Stated task
Identify the lines that contain the word "document" and copy each one.

## START Dataset extract

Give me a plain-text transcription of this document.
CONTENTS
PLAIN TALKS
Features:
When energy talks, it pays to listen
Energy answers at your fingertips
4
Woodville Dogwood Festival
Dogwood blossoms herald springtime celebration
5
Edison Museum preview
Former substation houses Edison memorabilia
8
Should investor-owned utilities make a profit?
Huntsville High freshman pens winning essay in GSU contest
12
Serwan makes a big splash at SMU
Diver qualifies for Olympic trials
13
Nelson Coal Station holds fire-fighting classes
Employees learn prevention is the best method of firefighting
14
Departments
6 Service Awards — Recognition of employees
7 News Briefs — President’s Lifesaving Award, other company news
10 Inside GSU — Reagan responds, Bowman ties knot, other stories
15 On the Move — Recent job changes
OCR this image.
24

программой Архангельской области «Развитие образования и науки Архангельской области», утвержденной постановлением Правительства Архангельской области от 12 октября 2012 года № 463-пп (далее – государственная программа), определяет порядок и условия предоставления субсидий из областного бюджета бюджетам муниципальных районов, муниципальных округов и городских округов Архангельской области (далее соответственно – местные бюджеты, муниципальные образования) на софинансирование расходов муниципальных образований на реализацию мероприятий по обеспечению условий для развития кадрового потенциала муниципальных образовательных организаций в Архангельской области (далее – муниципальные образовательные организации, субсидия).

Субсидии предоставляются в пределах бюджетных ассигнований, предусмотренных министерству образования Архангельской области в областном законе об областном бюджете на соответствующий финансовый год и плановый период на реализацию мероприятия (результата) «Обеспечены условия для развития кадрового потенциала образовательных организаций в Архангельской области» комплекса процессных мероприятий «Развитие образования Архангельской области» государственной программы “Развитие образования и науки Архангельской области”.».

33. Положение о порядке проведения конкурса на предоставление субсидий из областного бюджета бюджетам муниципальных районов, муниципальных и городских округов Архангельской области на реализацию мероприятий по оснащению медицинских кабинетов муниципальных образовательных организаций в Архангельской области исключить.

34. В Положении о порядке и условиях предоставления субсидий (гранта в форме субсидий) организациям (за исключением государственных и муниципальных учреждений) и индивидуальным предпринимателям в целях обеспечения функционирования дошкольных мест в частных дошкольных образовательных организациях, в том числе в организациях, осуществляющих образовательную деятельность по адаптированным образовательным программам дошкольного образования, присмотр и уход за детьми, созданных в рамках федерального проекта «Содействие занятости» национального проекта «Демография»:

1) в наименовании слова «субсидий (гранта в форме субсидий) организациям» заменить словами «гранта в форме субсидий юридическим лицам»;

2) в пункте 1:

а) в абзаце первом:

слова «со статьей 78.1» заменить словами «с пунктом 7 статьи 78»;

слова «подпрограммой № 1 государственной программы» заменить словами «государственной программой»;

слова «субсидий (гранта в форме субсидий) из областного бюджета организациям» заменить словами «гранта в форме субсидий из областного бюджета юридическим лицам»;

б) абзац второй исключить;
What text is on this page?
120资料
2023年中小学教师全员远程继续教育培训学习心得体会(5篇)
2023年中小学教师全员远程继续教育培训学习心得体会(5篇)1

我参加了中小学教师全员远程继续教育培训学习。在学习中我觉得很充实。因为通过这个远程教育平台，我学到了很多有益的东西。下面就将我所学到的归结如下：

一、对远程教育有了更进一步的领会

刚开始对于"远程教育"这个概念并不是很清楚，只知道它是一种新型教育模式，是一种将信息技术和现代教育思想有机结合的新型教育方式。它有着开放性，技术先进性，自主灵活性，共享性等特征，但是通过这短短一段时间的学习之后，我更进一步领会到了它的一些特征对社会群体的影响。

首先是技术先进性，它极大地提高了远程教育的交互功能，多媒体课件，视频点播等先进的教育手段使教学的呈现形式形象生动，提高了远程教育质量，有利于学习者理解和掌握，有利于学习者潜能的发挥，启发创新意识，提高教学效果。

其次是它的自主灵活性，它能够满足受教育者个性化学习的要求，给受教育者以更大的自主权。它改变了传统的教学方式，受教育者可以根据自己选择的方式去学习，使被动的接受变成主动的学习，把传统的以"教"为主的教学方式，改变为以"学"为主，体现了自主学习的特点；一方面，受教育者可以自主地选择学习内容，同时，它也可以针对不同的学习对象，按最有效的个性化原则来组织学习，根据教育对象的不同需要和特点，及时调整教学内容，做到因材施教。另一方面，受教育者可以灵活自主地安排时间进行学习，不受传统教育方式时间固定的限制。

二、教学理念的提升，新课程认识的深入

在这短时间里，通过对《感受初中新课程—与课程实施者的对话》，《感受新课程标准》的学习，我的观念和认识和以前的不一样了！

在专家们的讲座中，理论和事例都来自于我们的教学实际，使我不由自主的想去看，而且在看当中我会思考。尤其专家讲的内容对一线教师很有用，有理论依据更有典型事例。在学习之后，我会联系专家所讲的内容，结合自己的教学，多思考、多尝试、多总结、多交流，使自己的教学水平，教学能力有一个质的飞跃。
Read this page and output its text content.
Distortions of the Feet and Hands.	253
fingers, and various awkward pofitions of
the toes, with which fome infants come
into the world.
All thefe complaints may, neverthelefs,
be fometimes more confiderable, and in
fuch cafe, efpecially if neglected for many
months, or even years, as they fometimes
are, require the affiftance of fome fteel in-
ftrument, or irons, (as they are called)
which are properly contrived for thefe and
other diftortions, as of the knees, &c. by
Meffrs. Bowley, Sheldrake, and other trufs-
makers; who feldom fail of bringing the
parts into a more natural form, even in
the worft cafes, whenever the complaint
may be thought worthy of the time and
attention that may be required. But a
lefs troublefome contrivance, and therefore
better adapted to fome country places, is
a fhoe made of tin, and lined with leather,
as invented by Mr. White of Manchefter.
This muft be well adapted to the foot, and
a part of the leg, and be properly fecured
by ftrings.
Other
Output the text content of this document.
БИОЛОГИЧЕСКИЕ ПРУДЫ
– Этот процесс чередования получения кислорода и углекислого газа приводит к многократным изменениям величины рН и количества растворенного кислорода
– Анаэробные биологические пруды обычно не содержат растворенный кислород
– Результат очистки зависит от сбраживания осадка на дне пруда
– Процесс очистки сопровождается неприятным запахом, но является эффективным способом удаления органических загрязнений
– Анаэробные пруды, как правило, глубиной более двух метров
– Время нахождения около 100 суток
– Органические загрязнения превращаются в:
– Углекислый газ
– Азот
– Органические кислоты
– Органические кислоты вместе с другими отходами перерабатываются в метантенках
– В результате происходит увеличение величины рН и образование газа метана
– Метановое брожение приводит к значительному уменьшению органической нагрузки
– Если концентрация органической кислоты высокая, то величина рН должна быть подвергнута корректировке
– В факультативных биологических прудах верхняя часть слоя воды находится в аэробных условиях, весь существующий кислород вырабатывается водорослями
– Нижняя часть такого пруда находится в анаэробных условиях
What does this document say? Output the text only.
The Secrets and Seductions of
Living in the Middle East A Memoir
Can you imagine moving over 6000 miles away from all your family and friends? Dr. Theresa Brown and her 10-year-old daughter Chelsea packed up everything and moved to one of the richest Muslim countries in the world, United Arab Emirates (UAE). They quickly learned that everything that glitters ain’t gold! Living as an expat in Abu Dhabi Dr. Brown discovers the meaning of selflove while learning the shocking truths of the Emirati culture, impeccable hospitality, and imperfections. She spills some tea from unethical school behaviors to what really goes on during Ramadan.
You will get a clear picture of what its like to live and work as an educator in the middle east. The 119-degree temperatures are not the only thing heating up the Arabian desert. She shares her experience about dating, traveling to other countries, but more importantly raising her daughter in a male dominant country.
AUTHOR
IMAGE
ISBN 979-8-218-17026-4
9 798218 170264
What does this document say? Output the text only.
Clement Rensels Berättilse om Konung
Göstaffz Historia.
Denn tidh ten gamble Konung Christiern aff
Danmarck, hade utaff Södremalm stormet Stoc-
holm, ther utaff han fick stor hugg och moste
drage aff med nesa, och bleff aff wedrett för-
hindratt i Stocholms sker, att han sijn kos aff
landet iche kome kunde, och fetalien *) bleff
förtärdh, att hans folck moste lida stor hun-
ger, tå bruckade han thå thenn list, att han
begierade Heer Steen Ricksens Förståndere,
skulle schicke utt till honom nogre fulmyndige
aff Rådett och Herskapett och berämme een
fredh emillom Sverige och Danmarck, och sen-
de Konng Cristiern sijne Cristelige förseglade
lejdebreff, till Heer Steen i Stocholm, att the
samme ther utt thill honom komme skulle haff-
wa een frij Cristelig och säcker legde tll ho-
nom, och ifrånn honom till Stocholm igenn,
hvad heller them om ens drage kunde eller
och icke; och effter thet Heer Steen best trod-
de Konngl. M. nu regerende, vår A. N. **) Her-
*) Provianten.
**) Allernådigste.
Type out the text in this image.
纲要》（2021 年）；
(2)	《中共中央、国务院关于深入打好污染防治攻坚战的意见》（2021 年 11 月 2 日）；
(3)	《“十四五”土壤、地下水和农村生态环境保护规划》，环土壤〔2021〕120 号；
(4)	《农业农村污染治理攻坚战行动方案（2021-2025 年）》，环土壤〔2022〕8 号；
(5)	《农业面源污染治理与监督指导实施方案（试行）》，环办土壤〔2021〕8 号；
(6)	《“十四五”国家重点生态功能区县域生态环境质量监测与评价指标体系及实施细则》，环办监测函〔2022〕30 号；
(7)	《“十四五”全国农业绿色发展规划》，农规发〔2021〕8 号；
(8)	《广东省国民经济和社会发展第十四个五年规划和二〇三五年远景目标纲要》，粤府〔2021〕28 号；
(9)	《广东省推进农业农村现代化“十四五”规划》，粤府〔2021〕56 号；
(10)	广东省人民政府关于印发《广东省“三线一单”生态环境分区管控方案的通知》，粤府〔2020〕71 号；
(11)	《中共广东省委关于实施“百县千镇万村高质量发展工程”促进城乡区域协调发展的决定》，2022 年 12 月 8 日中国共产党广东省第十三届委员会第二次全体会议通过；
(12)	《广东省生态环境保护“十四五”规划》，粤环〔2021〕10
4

## END Dataset extract

Task response
Give me a plain-text transcription of this document.
Output the text content of this document.
What does this document say? Output the text only.
What does this document say? Output the text only.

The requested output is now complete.